Input rows:
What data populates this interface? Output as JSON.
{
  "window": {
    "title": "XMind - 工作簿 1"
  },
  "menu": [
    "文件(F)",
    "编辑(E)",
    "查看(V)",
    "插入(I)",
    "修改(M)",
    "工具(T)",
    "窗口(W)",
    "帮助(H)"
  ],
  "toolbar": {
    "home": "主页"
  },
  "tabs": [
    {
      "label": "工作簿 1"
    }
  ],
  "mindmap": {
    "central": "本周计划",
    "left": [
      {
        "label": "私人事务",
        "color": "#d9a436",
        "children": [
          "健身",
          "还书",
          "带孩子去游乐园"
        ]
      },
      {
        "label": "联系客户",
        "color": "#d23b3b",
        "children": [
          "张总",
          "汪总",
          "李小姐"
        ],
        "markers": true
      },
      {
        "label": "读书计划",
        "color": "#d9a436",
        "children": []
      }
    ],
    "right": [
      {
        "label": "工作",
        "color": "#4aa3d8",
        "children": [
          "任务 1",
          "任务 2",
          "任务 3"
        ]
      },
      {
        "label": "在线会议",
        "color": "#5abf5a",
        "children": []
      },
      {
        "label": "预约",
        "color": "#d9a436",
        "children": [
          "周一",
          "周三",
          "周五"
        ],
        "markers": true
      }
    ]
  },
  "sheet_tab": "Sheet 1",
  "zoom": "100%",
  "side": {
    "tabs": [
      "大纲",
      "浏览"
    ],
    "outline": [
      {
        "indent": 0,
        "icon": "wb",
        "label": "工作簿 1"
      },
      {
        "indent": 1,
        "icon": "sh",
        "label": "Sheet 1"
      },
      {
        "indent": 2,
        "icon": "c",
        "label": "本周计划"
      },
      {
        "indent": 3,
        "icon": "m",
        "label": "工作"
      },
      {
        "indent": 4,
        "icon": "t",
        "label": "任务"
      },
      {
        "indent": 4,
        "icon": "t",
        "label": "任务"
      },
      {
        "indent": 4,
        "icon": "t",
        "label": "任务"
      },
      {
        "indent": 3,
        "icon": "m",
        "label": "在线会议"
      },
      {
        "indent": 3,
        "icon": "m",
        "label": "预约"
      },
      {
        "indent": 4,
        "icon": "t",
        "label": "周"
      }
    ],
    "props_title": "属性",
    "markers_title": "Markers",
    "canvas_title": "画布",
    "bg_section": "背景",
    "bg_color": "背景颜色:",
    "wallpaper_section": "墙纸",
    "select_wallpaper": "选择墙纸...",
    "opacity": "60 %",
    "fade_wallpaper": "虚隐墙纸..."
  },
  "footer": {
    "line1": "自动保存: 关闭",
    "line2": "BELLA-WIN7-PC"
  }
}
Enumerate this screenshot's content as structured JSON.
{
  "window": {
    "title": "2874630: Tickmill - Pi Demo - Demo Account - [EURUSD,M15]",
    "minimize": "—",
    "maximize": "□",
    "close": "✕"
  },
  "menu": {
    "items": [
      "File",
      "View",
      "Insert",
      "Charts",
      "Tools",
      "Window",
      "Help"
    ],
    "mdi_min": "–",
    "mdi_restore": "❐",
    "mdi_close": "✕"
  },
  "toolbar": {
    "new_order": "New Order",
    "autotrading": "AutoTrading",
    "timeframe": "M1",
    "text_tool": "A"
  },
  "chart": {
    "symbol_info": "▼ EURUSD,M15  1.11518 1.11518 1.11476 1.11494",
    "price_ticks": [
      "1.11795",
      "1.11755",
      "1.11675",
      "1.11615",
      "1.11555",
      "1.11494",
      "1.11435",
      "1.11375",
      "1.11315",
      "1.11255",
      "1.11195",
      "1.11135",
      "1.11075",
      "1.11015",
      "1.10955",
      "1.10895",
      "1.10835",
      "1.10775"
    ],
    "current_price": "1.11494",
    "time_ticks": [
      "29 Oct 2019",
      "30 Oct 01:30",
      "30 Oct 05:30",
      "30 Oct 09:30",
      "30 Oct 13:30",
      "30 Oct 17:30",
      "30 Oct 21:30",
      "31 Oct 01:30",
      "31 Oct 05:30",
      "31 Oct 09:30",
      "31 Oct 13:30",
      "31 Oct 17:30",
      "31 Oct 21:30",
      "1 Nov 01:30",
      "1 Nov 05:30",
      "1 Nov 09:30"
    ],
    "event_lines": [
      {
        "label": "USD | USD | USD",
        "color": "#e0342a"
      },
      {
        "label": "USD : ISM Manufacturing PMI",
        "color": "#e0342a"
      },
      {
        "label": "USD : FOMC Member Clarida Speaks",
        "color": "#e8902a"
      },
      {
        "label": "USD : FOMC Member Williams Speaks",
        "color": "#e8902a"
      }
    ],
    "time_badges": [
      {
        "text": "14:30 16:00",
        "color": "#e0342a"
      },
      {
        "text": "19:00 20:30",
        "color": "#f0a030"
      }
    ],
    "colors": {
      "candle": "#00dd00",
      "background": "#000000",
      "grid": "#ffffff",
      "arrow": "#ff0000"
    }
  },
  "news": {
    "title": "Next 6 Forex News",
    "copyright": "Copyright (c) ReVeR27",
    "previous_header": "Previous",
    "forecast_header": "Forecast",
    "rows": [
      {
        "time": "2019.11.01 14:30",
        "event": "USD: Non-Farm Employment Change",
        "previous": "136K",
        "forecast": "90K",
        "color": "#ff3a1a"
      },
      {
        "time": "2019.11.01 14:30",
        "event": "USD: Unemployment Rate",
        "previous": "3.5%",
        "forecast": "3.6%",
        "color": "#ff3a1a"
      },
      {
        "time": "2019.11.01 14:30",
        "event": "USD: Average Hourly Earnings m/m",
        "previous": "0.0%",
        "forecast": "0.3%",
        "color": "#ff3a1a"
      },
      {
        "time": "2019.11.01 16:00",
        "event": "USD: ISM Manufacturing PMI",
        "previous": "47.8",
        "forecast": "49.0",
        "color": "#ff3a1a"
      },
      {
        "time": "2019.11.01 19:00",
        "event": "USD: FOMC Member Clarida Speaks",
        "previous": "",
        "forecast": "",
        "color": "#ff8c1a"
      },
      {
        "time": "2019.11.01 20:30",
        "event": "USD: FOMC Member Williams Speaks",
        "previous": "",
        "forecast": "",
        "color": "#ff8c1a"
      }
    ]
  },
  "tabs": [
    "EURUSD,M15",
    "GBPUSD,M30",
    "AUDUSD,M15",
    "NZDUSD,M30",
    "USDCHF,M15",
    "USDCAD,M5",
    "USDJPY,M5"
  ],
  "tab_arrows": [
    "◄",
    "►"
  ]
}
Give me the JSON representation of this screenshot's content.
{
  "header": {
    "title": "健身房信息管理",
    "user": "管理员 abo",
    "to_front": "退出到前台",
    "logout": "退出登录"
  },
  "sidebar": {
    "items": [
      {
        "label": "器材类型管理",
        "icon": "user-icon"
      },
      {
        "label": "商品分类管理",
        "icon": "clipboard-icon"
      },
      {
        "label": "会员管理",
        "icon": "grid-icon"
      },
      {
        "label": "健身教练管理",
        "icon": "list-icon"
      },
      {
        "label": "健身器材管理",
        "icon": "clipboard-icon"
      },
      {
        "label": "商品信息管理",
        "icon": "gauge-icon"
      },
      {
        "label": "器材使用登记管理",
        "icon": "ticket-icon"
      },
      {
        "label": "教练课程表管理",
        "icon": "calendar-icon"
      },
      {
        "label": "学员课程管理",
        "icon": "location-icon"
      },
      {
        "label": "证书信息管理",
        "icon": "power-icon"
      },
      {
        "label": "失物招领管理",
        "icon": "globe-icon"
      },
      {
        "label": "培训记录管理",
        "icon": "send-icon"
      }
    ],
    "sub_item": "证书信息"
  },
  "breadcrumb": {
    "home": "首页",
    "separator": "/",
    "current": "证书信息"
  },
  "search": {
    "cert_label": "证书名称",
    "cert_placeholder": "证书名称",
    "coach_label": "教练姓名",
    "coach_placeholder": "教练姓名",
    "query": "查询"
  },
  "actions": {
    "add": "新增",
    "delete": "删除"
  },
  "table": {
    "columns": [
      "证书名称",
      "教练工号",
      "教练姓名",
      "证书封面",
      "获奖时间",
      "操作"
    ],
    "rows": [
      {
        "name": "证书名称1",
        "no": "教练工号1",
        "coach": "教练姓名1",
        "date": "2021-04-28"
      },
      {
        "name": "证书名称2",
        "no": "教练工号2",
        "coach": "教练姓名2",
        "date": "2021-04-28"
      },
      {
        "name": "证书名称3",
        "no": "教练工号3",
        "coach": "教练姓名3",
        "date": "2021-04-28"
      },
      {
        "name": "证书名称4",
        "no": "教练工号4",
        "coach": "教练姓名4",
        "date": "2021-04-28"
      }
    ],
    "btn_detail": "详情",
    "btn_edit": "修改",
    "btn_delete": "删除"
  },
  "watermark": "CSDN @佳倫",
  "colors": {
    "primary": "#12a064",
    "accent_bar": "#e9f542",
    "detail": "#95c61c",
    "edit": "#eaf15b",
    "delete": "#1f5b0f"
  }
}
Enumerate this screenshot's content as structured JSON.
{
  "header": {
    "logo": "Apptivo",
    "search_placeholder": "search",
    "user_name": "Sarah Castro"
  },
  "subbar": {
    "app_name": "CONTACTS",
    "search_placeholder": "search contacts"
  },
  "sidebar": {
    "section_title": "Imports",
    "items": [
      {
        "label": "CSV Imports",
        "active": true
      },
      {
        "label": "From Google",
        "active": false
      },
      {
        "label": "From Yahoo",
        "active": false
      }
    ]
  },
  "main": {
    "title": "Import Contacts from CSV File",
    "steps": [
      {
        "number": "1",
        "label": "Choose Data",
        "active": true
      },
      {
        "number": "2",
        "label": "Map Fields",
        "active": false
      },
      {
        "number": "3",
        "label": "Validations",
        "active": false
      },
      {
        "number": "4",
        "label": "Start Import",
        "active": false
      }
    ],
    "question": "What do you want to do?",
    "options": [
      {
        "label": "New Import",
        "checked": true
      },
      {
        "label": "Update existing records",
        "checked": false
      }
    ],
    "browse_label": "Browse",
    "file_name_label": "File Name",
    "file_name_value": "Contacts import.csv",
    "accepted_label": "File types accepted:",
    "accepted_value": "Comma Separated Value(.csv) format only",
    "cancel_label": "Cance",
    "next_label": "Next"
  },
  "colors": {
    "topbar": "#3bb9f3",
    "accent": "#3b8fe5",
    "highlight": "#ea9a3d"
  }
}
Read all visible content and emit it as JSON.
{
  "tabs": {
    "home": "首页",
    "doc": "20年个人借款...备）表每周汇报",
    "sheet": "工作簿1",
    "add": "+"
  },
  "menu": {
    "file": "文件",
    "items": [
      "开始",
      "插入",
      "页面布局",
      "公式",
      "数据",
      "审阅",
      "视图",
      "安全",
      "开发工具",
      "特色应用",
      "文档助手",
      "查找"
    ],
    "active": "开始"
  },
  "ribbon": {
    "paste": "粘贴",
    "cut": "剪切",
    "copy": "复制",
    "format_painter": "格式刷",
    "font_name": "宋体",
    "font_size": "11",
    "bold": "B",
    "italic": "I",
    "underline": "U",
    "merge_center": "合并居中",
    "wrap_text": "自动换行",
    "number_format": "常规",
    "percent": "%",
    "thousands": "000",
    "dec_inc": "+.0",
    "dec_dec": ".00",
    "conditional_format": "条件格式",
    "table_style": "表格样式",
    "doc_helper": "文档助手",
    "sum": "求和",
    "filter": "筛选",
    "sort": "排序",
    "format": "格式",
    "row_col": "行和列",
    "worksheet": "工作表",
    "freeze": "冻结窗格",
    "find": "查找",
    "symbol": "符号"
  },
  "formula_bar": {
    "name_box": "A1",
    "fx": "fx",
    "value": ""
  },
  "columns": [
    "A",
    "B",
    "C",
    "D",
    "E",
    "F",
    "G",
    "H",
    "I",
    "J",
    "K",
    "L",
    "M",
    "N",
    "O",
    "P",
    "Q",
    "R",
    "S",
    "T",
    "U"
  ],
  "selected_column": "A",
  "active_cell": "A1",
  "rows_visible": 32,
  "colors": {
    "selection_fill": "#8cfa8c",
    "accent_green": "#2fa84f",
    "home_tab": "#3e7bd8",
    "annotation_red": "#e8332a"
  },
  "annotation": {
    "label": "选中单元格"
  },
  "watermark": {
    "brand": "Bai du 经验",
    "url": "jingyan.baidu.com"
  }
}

What to do:
Above are the records. Identify each line that contains the word "Member".

Exercise response:
        "label": "USD : FOMC Member Clarida Speaks",
        "label": "USD : FOMC Member Williams Speaks",
        "event": "USD: FOMC Member Clarida Speaks",
        "event": "USD: FOMC Member Williams Speaks",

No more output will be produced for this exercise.